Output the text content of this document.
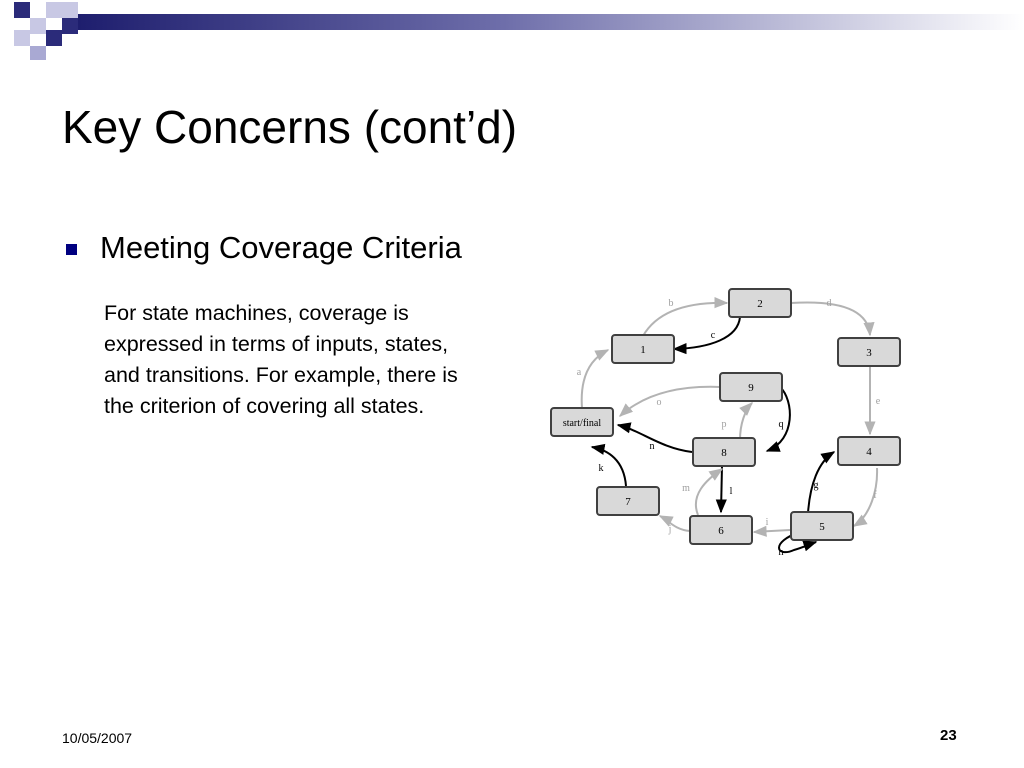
Key Concerns (cont’d)
Meeting Coverage Criteria
For state machines, coverage is expressed in terms of inputs, states, and transitions. For example, there is the criterion of covering all states.
a
b
c
d
e
f
g
h
i
j
k
l
m
n
o
p	q
start/final
1
2
3
4
5
6
7
8
9
10/05/2007	23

****************

-- Aim --
Omit the pictures and reproduce the listing exactly.

-- Task answer --
Output the text content of this document.
Key Concerns (cont’d)
Meeting Coverage Criteria
For state machines, coverage is expressed in terms of inputs, states, and transitions. For example, there is the criterion of covering all states.
a
b
c
d
e
f
g
h
i
j
k
l
m
n
o
p	q
start/final
1
2
3
4
5
6
7
8
9
10/05/2007	23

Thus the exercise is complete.